WHAT YOU NEED TO DO –
Without the pictures, set down every line of the data exactly.

Stored items:

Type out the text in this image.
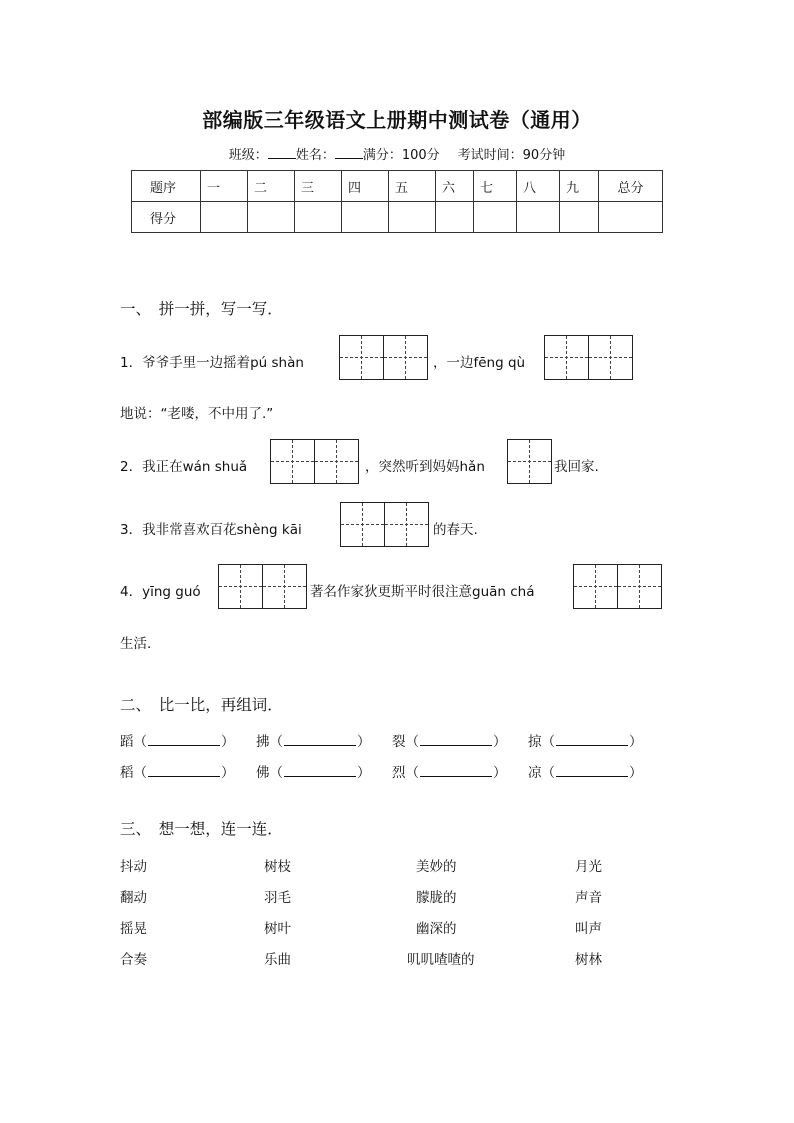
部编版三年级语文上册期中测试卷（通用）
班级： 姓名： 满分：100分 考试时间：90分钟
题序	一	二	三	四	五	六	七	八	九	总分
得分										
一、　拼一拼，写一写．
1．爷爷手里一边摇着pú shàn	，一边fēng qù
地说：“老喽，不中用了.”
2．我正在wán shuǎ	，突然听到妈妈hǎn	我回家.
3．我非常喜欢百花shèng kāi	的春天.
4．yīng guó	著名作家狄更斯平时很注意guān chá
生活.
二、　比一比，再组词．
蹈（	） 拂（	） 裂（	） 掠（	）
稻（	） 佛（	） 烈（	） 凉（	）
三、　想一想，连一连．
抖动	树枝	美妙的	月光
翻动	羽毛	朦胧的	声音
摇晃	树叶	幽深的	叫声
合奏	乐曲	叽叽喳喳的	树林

CORRECT OUTPUT –
Type out the text in this image.
部编版三年级语文上册期中测试卷（通用）
班级： 姓名： 满分：100分 考试时间：90分钟
题序	一	二	三	四	五	六	七	八	九	总分
得分										
一、　拼一拼，写一写．
1．爷爷手里一边摇着pú shàn	，一边fēng qù
地说：“老喽，不中用了.”
2．我正在wán shuǎ	，突然听到妈妈hǎn	我回家.
3．我非常喜欢百花shèng kāi	的春天.
4．yīng guó	著名作家狄更斯平时很注意guān chá
生活.
二、　比一比，再组词．
蹈（	） 拂（	） 裂（	） 掠（	）
稻（	） 佛（	） 烈（	） 凉（	）
三、　想一想，连一连．
抖动	树枝	美妙的	月光
翻动	羽毛	朦胧的	声音
摇晃	树叶	幽深的	叫声
合奏	乐曲	叽叽喳喳的	树林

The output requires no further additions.